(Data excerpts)
==============================

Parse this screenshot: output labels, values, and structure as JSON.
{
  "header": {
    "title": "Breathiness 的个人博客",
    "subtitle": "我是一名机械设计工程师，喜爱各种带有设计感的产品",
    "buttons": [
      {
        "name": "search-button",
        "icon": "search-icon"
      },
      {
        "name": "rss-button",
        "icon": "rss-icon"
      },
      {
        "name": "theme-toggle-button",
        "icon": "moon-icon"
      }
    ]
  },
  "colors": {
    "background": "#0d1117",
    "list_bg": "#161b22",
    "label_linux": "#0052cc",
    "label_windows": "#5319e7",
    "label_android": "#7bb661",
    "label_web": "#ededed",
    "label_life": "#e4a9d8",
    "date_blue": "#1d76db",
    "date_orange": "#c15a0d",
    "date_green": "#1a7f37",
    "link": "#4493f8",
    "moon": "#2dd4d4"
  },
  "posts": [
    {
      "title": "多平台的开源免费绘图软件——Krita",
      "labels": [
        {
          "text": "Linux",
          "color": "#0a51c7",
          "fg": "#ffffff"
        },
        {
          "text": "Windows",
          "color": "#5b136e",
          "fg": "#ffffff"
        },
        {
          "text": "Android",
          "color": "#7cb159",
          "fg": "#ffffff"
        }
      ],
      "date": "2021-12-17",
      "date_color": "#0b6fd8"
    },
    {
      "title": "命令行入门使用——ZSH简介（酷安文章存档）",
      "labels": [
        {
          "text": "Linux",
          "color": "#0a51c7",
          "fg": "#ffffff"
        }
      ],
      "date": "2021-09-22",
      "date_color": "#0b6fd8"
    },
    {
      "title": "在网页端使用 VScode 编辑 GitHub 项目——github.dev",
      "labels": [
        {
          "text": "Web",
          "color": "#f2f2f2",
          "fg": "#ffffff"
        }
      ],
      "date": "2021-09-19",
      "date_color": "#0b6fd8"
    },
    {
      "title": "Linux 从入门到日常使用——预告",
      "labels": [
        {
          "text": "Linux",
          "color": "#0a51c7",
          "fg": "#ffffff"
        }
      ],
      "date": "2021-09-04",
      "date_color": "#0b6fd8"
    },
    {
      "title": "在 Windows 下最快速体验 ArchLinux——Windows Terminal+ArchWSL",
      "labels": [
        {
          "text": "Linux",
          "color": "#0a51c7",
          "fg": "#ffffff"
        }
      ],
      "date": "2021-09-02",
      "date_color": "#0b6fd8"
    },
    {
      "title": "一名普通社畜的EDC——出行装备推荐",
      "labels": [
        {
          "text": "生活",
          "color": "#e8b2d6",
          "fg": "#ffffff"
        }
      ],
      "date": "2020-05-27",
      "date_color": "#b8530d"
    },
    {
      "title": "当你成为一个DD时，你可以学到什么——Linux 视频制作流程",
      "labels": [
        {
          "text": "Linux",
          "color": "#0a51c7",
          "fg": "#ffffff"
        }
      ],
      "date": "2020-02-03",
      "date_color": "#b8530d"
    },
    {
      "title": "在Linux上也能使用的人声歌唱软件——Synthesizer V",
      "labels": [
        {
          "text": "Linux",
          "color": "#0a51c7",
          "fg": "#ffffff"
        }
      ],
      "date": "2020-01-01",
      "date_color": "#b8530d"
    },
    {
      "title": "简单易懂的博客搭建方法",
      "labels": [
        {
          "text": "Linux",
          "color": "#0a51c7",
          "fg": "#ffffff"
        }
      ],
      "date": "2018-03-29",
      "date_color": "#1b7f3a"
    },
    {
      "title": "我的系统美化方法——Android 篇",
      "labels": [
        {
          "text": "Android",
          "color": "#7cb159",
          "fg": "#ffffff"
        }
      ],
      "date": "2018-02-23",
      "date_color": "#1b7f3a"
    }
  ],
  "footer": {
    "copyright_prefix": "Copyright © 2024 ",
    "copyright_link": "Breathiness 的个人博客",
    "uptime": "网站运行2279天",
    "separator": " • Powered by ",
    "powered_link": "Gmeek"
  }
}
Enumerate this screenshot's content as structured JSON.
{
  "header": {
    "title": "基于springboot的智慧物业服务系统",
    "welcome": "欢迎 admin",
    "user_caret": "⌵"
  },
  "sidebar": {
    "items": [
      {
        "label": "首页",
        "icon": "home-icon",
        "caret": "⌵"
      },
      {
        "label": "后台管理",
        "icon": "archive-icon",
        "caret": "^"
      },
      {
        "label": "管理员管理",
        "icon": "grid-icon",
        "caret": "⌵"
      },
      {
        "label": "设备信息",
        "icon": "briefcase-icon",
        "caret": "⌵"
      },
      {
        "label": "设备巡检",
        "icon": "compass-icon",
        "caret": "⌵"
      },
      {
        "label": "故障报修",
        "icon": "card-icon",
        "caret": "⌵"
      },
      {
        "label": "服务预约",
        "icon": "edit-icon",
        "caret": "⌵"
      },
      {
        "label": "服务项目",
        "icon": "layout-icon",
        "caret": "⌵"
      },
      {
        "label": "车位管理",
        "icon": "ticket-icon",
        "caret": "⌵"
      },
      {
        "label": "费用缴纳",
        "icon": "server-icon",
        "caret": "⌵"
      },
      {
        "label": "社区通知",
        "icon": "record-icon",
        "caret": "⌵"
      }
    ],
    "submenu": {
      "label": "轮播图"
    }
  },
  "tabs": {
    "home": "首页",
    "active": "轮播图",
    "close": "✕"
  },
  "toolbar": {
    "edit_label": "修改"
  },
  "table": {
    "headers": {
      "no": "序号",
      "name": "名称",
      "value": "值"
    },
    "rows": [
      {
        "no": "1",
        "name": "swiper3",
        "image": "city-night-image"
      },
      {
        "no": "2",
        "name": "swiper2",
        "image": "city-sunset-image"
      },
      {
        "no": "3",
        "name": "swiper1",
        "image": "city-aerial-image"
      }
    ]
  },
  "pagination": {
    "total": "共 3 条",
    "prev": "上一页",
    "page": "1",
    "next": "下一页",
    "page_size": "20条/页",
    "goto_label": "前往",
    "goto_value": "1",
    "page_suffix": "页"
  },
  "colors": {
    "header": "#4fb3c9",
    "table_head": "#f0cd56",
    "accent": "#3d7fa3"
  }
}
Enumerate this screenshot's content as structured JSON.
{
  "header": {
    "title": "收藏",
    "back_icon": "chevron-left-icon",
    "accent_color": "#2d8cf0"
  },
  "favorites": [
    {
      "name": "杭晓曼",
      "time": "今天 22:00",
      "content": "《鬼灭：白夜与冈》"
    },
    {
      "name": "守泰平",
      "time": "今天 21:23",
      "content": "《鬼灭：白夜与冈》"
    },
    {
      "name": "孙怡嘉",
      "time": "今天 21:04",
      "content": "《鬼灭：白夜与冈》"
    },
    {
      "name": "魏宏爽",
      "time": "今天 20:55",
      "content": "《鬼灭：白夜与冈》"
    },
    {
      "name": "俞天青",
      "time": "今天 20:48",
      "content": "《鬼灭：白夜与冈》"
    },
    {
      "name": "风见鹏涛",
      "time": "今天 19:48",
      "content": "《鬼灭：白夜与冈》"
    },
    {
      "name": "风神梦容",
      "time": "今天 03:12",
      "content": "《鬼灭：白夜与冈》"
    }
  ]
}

==============================

_Given request_
From the records above, copy every line that holds the word "city".

_Solution to this problem_
        "image": "city-night-image"
        "image": "city-sunset-image"
        "image": "city-aerial-image"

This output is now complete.